▸ Given exercise:
Check every line of the entries below for the word "DOWN", and copy the ones that have it.

++++++

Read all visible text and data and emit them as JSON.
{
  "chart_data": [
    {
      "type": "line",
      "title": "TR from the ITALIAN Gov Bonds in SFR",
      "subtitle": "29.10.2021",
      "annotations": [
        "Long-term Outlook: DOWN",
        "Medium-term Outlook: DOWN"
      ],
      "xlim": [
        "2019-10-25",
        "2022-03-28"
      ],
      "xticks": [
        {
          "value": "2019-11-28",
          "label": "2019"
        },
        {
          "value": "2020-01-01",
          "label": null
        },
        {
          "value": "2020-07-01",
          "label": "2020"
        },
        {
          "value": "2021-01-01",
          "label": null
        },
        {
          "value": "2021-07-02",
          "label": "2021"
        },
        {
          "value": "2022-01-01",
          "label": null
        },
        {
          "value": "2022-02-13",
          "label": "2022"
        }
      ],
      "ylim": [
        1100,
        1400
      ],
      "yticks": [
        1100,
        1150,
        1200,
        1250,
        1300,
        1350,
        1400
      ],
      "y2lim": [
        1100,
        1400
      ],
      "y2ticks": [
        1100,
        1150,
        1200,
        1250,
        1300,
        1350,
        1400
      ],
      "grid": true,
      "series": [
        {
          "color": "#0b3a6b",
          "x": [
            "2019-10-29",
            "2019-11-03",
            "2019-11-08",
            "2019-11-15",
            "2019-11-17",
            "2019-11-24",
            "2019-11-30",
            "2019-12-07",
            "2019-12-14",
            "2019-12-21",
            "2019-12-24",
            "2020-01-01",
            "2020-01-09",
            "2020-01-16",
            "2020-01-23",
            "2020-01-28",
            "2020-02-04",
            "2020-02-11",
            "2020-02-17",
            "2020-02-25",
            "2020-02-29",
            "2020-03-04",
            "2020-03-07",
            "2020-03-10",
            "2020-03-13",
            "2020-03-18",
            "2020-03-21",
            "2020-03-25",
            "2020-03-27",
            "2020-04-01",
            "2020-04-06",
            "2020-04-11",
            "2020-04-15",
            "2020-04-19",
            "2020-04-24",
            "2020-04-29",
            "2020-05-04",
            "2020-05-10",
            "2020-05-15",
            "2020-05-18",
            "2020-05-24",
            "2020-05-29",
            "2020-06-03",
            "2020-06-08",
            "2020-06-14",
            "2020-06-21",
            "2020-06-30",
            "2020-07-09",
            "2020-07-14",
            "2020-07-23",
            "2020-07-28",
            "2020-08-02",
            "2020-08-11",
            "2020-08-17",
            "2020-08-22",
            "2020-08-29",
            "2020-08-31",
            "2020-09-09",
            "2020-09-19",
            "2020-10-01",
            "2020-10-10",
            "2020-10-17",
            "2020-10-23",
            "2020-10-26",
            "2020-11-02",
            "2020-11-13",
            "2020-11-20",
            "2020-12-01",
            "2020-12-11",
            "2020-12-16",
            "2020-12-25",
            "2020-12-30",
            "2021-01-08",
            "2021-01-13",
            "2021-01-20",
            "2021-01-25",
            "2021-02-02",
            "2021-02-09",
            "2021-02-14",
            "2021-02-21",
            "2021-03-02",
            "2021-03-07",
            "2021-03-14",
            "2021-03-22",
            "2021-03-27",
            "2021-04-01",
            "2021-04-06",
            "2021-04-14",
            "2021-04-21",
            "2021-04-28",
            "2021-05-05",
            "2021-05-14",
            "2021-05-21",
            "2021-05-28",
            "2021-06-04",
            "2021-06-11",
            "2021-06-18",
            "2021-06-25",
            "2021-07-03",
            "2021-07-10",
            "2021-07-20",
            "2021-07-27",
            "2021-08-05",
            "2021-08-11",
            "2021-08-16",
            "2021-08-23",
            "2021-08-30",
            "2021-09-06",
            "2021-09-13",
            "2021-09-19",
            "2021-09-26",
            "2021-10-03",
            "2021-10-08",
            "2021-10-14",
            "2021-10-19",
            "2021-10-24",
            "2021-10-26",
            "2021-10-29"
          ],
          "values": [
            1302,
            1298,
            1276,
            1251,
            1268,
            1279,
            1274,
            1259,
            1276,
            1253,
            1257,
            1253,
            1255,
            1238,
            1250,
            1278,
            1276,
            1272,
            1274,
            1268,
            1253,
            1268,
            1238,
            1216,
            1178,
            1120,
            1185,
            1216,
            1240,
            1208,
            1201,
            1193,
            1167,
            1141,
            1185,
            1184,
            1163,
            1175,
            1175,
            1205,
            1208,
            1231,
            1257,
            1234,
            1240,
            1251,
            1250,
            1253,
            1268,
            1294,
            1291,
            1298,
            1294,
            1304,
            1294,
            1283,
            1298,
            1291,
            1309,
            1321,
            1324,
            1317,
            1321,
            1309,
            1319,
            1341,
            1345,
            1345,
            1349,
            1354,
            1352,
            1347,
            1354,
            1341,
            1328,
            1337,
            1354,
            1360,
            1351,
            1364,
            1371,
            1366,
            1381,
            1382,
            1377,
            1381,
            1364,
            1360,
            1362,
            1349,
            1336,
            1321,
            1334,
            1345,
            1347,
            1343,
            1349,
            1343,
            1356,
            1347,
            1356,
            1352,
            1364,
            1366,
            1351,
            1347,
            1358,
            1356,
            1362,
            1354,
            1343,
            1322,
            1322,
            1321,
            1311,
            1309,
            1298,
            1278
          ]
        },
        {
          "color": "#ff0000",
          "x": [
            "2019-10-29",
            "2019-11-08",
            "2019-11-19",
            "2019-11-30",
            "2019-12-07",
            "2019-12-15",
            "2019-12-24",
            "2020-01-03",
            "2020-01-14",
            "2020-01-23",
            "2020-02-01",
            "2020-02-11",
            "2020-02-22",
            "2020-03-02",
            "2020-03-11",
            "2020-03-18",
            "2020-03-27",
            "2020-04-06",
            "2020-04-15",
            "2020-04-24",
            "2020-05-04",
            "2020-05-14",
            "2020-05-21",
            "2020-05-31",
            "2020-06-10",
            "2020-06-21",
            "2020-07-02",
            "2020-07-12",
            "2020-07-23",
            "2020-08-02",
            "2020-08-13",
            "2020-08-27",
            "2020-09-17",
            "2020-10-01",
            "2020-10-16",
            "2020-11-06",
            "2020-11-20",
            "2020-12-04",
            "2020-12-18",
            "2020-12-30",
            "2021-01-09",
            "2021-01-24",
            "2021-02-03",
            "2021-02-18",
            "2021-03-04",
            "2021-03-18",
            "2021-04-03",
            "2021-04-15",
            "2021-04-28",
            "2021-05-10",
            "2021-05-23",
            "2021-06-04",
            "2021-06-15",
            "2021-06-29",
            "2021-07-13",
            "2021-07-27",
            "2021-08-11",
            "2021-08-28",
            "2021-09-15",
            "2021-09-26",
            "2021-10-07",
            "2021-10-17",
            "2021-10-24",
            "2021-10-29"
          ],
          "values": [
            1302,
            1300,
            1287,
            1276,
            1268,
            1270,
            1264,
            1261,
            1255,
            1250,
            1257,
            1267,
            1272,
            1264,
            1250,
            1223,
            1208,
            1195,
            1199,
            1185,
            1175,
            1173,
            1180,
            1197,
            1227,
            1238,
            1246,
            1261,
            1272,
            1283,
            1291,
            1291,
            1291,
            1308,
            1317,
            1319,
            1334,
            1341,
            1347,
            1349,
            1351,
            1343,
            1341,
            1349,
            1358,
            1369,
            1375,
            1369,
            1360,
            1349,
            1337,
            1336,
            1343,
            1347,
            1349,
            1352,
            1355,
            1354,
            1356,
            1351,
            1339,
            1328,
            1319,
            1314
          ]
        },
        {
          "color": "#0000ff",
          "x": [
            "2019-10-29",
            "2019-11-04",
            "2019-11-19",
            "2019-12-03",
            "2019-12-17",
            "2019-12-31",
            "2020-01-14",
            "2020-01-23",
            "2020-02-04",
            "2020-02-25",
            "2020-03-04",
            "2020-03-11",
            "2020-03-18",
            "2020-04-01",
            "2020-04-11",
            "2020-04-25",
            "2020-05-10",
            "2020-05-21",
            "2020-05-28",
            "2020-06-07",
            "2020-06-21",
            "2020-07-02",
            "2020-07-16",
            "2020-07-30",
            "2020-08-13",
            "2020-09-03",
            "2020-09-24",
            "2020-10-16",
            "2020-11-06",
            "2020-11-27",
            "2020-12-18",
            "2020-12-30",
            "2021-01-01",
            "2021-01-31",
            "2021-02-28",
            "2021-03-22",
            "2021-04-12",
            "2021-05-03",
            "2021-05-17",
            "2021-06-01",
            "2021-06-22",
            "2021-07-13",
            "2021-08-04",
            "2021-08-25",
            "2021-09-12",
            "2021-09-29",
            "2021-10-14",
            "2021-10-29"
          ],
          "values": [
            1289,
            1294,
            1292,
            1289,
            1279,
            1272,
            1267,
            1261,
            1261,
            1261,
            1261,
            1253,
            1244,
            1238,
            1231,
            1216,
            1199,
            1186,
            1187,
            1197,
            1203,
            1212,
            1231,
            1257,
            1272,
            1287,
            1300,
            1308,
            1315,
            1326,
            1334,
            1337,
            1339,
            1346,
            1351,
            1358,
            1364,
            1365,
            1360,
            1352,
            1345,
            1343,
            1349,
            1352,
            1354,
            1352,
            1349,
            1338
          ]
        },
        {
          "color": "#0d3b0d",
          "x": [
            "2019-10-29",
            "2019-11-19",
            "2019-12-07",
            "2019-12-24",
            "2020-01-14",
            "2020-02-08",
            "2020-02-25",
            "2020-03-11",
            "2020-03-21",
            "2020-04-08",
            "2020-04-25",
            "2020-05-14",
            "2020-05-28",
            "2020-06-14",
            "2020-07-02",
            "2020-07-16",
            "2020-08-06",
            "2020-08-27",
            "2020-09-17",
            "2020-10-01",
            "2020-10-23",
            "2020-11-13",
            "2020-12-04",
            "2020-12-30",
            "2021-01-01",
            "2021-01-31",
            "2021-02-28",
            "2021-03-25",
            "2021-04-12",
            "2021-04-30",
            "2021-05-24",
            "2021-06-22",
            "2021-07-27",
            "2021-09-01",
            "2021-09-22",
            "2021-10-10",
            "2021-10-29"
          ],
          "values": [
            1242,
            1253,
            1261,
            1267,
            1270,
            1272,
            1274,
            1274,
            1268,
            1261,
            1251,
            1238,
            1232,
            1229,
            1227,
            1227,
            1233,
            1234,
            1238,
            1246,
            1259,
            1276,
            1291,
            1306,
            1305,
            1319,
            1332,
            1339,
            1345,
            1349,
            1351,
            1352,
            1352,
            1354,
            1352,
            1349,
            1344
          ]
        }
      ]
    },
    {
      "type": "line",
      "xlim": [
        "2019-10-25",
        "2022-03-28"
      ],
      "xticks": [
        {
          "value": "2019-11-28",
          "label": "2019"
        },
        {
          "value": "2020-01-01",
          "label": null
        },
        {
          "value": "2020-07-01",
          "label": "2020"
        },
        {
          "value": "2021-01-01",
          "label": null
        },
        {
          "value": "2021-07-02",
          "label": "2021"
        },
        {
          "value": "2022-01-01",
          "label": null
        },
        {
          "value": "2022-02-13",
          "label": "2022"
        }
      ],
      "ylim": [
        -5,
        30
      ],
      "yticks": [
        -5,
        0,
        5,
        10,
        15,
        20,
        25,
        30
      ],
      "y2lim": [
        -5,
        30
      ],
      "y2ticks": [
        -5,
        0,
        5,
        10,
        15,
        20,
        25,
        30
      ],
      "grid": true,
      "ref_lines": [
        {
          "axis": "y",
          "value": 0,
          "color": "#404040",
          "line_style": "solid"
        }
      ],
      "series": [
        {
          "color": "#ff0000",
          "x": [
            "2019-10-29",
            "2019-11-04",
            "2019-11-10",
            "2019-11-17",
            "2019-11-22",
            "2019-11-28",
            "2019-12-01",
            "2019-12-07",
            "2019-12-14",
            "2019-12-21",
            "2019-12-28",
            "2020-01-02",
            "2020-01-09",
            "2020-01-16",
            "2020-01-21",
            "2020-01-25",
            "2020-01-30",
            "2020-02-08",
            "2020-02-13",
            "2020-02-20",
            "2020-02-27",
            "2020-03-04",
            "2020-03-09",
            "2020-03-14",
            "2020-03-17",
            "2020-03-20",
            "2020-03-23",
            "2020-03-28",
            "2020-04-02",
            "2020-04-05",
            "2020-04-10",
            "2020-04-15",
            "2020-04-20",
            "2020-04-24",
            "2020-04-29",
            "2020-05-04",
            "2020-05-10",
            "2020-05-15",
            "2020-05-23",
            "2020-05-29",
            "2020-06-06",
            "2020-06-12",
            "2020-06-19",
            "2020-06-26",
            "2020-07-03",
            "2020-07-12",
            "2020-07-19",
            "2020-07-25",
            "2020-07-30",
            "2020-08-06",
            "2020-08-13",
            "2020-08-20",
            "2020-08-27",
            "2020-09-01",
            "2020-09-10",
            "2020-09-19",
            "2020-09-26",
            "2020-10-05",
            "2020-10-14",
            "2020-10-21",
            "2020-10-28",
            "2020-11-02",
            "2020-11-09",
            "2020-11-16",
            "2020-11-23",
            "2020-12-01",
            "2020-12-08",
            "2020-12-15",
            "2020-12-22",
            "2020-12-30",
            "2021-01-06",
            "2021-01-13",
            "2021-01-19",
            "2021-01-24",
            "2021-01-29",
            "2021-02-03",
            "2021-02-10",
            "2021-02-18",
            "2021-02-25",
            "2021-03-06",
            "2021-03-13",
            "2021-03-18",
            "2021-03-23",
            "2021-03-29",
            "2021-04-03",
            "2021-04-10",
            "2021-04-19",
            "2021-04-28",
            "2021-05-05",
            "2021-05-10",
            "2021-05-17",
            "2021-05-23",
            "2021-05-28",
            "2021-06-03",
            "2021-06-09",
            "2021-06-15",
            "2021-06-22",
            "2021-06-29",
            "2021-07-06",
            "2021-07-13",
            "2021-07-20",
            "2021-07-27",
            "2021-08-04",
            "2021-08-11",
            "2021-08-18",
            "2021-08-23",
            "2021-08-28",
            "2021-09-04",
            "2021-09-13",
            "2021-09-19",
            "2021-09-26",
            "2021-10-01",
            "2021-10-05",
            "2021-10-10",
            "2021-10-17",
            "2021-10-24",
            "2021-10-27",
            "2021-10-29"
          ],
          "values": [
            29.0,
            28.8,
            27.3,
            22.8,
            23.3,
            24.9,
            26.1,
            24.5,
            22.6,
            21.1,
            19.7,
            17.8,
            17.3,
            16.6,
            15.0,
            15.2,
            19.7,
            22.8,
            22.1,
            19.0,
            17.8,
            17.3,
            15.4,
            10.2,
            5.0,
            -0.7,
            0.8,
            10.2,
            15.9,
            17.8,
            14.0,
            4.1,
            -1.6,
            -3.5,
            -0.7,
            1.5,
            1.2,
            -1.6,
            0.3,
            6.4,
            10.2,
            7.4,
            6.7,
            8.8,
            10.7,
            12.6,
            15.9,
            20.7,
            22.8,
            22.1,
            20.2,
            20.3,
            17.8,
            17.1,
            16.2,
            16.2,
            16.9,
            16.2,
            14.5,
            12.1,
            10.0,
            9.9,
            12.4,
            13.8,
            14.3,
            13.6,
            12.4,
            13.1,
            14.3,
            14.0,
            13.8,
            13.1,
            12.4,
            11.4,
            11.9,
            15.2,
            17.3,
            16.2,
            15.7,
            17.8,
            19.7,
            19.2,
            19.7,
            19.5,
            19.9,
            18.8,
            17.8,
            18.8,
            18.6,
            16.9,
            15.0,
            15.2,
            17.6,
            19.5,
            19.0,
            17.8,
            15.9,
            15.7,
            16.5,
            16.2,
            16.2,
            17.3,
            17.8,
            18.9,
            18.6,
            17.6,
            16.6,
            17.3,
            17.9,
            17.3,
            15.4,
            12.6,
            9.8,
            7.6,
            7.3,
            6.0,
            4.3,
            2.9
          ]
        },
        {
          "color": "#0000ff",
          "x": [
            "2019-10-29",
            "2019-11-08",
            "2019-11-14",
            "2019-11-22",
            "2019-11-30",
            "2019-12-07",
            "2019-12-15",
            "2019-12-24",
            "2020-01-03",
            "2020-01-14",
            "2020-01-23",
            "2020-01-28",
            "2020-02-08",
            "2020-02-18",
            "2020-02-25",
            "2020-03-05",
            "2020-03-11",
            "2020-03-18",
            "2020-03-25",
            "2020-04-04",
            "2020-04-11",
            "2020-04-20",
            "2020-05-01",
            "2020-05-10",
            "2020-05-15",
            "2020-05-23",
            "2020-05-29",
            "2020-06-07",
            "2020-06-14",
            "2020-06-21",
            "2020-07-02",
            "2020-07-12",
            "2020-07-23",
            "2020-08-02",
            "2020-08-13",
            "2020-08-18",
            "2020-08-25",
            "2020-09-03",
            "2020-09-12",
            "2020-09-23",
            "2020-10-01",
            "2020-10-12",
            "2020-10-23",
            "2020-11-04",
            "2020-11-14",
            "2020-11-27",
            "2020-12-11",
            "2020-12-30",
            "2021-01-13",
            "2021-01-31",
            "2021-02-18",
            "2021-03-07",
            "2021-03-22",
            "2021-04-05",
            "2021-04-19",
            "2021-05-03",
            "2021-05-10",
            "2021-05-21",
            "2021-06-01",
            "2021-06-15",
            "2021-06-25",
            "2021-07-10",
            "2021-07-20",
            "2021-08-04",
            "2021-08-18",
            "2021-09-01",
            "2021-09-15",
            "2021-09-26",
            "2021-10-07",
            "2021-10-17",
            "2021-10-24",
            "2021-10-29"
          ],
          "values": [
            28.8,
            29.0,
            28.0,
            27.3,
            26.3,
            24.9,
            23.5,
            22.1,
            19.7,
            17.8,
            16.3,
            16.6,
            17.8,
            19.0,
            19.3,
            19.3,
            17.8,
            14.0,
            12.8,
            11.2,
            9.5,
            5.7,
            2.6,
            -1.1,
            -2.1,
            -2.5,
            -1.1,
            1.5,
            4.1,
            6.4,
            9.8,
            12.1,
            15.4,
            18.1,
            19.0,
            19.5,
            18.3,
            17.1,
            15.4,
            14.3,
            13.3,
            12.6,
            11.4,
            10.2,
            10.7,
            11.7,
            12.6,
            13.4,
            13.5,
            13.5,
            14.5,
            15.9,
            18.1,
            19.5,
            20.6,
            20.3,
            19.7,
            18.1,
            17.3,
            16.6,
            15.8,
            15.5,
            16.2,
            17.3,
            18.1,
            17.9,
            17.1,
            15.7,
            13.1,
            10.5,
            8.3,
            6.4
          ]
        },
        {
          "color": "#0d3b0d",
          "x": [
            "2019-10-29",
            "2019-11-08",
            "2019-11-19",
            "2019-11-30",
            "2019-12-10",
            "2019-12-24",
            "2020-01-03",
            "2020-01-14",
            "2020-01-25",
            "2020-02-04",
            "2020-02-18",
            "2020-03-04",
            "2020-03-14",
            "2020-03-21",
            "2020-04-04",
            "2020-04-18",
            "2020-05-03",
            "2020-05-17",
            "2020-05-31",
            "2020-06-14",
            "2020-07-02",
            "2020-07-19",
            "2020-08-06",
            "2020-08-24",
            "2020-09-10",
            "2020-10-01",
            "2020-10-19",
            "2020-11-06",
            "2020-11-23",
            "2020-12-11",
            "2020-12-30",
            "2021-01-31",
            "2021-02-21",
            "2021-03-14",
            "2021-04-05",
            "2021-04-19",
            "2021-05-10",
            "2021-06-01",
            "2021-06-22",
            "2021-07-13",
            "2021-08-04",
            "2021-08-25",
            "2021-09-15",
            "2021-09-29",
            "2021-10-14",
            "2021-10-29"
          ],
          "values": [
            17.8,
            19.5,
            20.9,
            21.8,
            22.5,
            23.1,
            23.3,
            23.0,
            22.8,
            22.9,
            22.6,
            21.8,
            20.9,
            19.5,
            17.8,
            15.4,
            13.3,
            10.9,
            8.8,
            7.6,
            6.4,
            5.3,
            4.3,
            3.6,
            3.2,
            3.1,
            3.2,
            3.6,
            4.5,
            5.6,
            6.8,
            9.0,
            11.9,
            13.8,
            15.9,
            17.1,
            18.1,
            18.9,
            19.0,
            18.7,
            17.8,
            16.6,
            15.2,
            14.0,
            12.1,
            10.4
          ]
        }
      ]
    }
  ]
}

++++++

▸ Exercise output:
        "Long-term Outlook: DOWN",
        "Medium-term Outlook: DOWN"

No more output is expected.